Data listing:
◇ ◇ ◇ ◇ ◇ ◇ ◇

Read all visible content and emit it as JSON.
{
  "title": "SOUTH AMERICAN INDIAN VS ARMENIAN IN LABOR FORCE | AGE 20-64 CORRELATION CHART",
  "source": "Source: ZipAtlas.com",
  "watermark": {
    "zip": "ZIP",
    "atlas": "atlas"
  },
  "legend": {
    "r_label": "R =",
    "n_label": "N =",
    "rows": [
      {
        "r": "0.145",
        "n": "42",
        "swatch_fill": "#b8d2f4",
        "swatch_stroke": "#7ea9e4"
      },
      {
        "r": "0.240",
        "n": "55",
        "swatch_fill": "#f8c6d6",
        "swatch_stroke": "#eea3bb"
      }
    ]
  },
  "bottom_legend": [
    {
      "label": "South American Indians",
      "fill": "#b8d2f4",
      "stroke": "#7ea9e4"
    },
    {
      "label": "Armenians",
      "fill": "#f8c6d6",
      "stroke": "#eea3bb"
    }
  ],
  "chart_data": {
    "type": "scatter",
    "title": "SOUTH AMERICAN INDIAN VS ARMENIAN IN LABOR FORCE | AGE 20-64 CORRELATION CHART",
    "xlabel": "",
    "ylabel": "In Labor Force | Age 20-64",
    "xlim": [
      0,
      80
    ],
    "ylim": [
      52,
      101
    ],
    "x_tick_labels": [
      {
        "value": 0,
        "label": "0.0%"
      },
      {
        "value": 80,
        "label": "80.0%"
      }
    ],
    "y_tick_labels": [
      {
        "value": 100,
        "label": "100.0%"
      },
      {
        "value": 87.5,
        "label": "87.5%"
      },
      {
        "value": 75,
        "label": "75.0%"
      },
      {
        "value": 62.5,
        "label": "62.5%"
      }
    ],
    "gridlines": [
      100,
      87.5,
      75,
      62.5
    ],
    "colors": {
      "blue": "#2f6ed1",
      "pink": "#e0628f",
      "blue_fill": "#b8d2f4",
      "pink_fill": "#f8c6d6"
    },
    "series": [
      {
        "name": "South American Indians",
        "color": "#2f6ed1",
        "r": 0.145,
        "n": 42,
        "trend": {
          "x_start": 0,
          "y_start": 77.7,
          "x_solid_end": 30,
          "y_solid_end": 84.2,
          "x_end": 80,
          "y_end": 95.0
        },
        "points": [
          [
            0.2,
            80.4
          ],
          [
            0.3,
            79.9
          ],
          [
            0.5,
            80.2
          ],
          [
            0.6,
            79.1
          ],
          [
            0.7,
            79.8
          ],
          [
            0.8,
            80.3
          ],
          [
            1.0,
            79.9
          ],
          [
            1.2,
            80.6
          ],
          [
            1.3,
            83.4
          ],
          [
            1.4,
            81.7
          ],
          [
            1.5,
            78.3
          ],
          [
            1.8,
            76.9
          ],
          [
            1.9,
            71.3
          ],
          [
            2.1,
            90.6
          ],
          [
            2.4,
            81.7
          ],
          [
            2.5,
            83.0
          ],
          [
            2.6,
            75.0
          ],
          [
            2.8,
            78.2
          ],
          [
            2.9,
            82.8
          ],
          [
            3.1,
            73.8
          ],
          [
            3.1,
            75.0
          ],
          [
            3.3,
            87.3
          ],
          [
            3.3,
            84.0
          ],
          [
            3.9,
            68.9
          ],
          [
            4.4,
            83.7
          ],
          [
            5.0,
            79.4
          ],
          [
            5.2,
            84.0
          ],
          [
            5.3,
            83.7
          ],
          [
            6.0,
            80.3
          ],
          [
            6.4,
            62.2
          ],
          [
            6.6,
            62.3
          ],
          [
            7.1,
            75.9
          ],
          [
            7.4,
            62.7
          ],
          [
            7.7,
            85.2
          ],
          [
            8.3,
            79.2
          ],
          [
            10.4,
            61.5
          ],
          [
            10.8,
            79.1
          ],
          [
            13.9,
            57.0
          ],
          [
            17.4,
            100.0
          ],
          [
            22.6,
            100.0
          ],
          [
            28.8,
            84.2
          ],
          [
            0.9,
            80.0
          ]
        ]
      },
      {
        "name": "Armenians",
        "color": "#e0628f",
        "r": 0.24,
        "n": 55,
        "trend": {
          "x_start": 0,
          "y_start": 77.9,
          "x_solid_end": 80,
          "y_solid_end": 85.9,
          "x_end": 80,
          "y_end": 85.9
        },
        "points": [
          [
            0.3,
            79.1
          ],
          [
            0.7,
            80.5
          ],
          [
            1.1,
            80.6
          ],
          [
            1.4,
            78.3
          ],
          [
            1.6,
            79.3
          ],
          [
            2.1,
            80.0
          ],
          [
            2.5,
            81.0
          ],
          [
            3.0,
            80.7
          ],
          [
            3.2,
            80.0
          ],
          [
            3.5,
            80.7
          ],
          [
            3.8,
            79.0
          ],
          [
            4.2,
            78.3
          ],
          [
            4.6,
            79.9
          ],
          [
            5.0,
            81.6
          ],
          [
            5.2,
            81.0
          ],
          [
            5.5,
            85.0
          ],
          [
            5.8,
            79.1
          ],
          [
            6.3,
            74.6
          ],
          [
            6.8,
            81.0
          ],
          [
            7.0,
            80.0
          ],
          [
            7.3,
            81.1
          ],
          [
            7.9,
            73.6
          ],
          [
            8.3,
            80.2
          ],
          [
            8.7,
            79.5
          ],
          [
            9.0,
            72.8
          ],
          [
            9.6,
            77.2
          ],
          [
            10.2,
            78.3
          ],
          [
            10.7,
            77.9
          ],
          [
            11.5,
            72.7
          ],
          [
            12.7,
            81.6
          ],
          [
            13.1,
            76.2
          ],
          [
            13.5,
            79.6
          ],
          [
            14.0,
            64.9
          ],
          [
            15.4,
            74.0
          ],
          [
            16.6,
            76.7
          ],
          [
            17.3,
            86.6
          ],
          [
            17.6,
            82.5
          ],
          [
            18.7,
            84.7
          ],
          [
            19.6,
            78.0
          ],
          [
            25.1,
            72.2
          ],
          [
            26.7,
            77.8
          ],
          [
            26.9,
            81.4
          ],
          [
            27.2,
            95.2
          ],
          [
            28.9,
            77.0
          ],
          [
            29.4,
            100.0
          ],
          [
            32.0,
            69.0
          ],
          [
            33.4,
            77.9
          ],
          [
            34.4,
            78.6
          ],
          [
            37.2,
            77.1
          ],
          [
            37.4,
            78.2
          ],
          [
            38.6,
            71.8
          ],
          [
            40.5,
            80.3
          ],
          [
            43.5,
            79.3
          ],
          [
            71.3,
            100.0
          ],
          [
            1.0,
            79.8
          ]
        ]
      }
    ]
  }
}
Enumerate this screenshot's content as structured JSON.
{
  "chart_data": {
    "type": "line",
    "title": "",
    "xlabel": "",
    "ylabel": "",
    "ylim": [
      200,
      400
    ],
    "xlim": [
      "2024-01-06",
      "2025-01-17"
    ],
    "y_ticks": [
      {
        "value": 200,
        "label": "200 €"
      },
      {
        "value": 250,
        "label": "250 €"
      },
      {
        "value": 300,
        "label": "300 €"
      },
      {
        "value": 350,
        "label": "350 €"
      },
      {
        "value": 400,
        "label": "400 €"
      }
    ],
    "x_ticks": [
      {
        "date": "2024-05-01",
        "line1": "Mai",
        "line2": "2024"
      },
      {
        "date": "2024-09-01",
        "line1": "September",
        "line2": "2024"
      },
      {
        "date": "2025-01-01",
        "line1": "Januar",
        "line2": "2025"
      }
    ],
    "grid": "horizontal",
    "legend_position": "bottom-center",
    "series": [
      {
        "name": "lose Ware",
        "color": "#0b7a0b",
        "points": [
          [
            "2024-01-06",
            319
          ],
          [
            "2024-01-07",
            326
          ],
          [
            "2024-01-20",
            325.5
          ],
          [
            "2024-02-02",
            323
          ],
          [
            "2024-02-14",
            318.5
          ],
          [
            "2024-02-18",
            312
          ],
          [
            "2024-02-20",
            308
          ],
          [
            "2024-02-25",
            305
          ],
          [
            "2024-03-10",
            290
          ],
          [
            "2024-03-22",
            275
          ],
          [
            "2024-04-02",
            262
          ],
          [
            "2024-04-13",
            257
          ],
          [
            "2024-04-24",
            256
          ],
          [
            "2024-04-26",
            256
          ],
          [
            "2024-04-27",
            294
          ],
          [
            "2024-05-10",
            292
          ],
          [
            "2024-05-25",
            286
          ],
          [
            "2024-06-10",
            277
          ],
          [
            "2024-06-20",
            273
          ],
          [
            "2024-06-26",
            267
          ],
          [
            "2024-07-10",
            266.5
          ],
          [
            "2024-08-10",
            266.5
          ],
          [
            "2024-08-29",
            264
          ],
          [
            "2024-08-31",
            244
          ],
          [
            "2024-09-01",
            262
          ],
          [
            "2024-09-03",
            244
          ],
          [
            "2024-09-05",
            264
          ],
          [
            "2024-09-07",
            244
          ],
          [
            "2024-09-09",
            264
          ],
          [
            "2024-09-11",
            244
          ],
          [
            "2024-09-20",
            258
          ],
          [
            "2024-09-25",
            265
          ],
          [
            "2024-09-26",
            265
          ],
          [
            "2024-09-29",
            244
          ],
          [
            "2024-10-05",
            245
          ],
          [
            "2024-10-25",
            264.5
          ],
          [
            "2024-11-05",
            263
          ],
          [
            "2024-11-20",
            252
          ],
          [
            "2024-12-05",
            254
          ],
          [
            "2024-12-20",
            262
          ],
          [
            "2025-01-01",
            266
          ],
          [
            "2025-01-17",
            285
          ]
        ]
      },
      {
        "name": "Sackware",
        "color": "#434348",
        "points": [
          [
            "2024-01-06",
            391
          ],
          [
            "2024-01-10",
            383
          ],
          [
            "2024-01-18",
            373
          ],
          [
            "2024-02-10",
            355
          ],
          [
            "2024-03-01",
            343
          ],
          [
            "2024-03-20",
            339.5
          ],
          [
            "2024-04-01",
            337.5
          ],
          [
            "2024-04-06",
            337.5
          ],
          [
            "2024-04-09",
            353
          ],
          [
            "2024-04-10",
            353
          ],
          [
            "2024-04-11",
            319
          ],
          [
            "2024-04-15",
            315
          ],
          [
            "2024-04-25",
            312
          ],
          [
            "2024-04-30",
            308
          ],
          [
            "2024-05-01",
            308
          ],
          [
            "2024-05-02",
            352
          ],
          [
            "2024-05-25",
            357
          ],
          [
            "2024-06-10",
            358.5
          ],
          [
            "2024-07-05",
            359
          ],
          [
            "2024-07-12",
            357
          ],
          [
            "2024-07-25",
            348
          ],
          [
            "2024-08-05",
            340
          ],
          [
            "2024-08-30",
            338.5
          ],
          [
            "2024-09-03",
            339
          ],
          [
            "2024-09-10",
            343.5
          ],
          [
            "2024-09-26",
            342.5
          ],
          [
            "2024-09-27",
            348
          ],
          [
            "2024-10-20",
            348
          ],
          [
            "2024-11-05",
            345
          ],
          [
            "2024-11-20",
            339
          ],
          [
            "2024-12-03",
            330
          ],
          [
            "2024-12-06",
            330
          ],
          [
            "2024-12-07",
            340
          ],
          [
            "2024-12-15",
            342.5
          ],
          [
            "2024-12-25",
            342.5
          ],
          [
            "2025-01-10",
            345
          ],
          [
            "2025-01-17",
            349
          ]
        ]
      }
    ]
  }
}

◇ ◇ ◇ ◇ ◇ ◇ ◇

Instructions to follow: Wherever the string "date" appears in the entries above, list that line.

Result for this exercise:
        "date": "2024-05-01",
        "date": "2024-09-01",
        "date": "2025-01-01",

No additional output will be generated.